▼▼▼

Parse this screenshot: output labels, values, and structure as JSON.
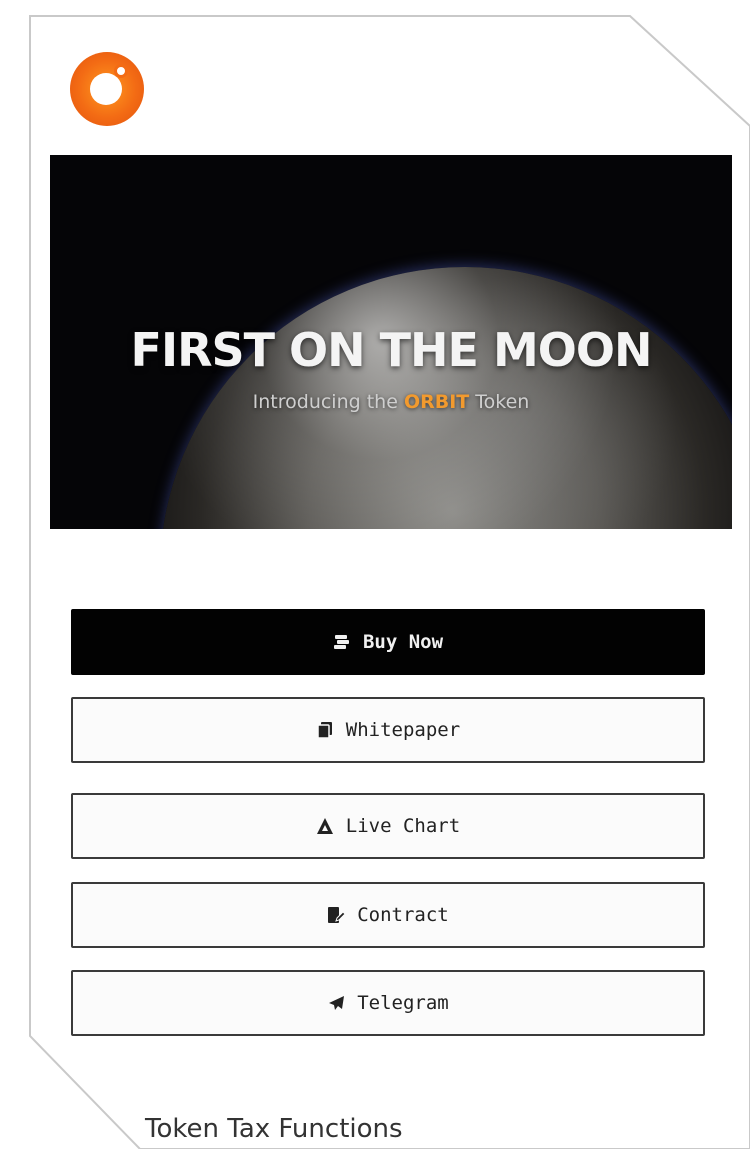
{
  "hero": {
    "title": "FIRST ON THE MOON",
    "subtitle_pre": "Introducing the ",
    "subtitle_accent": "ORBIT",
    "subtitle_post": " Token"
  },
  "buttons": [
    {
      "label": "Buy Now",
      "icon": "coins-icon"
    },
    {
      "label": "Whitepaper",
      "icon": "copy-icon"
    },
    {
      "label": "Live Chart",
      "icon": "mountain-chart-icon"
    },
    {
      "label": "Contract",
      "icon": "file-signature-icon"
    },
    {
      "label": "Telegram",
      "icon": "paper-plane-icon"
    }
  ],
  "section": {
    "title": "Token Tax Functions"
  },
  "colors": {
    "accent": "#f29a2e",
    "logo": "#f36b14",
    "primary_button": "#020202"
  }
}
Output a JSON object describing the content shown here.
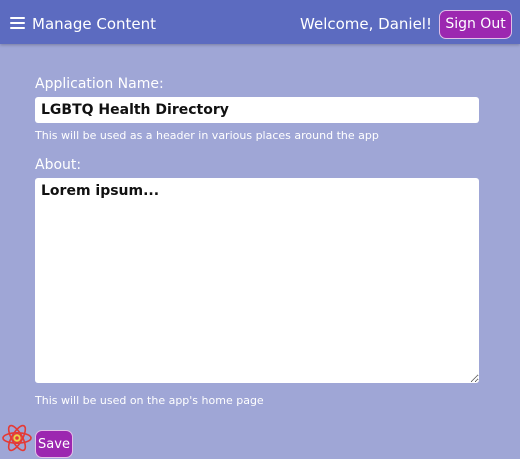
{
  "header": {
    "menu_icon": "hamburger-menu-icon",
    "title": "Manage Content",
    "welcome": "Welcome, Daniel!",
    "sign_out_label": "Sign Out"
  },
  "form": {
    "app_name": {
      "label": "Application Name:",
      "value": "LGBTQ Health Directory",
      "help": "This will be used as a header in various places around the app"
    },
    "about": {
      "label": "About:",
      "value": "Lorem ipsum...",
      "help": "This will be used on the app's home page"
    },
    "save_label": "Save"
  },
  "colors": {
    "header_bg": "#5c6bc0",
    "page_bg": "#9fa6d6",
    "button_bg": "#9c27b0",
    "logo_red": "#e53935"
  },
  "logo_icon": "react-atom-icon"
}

▲▲▲

Objective – Repeat exactly the lines above, from the line containing "Output a JSON" through the last line of the records, inclusive; omit any pictures.

Exercise output –
Output a JSON object describing the content shown here.
{
  "header": {
    "menu_icon": "hamburger-menu-icon",
    "title": "Manage Content",
    "welcome": "Welcome, Daniel!",
    "sign_out_label": "Sign Out"
  },
  "form": {
    "app_name": {
      "label": "Application Name:",
      "value": "LGBTQ Health Directory",
      "help": "This will be used as a header in various places around the app"
    },
    "about": {
      "label": "About:",
      "value": "Lorem ipsum...",
      "help": "This will be used on the app's home page"
    },
    "save_label": "Save"
  },
  "colors": {
    "header_bg": "#5c6bc0",
    "page_bg": "#9fa6d6",
    "button_bg": "#9c27b0",
    "logo_red": "#e53935"
  },
  "logo_icon": "react-atom-icon"
}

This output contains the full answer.